> [Recorded data]
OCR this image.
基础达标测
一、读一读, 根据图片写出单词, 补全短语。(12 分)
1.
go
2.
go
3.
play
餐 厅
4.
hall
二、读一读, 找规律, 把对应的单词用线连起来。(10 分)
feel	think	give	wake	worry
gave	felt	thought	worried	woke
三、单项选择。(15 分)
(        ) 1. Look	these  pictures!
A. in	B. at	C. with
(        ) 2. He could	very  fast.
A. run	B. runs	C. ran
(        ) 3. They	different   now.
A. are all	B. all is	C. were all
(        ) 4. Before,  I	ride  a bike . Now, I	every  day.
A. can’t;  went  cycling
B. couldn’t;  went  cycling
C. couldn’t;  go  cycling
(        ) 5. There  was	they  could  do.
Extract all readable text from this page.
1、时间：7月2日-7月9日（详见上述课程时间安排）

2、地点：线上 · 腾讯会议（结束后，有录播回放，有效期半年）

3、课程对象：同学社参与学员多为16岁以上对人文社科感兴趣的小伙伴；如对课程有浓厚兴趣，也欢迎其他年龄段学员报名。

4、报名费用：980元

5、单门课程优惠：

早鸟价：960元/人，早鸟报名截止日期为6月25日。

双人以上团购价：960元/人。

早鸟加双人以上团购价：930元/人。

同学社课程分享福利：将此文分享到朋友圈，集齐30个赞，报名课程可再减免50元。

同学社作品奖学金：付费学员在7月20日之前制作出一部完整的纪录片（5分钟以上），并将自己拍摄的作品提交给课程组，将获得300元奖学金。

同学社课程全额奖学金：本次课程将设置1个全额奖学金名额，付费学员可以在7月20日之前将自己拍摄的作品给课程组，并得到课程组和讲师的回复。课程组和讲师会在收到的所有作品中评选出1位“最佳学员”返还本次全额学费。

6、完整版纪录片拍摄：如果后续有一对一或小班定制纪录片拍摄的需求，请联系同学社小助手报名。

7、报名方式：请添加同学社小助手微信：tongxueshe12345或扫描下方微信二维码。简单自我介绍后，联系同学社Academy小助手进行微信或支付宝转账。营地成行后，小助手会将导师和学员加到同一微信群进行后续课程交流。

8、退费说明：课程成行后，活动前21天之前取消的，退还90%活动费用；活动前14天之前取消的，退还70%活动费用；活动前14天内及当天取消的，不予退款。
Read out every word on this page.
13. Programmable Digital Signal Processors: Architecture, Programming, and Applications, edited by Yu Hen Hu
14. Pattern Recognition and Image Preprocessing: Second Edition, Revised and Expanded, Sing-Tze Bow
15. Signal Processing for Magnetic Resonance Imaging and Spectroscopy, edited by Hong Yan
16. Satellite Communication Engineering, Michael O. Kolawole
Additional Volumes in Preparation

> [The request]
Nothing should be changed: write out all of the data as is.

> [The solution]
OCR this image.
基础达标测
一、读一读, 根据图片写出单词, 补全短语。(12 分)
1.
go
2.
go
3.
play
餐 厅
4.
hall
二、读一读, 找规律, 把对应的单词用线连起来。(10 分)
feel	think	give	wake	worry
gave	felt	thought	worried	woke
三、单项选择。(15 分)
(        ) 1. Look	these  pictures!
A. in	B. at	C. with
(        ) 2. He could	very  fast.
A. run	B. runs	C. ran
(        ) 3. They	different   now.
A. are all	B. all is	C. were all
(        ) 4. Before,  I	ride  a bike . Now, I	every  day.
A. can’t;  went  cycling
B. couldn’t;  went  cycling
C. couldn’t;  go  cycling
(        ) 5. There  was	they  could  do.
Extract all readable text from this page.
1、时间：7月2日-7月9日（详见上述课程时间安排）

2、地点：线上 · 腾讯会议（结束后，有录播回放，有效期半年）

3、课程对象：同学社参与学员多为16岁以上对人文社科感兴趣的小伙伴；如对课程有浓厚兴趣，也欢迎其他年龄段学员报名。

4、报名费用：980元

5、单门课程优惠：

早鸟价：960元/人，早鸟报名截止日期为6月25日。

双人以上团购价：960元/人。

早鸟加双人以上团购价：930元/人。

同学社课程分享福利：将此文分享到朋友圈，集齐30个赞，报名课程可再减免50元。

同学社作品奖学金：付费学员在7月20日之前制作出一部完整的纪录片（5分钟以上），并将自己拍摄的作品提交给课程组，将获得300元奖学金。

同学社课程全额奖学金：本次课程将设置1个全额奖学金名额，付费学员可以在7月20日之前将自己拍摄的作品给课程组，并得到课程组和讲师的回复。课程组和讲师会在收到的所有作品中评选出1位“最佳学员”返还本次全额学费。

6、完整版纪录片拍摄：如果后续有一对一或小班定制纪录片拍摄的需求，请联系同学社小助手报名。

7、报名方式：请添加同学社小助手微信：tongxueshe12345或扫描下方微信二维码。简单自我介绍后，联系同学社Academy小助手进行微信或支付宝转账。营地成行后，小助手会将导师和学员加到同一微信群进行后续课程交流。

8、退费说明：课程成行后，活动前21天之前取消的，退还90%活动费用；活动前14天之前取消的，退还70%活动费用；活动前14天内及当天取消的，不予退款。
Read out every word on this page.
13. Programmable Digital Signal Processors: Architecture, Programming, and Applications, edited by Yu Hen Hu
14. Pattern Recognition and Image Preprocessing: Second Edition, Revised and Expanded, Sing-Tze Bow
15. Signal Processing for Magnetic Resonance Imaging and Spectroscopy, edited by Hong Yan
16. Satellite Communication Engineering, Michael O. Kolawole
Additional Volumes in Preparation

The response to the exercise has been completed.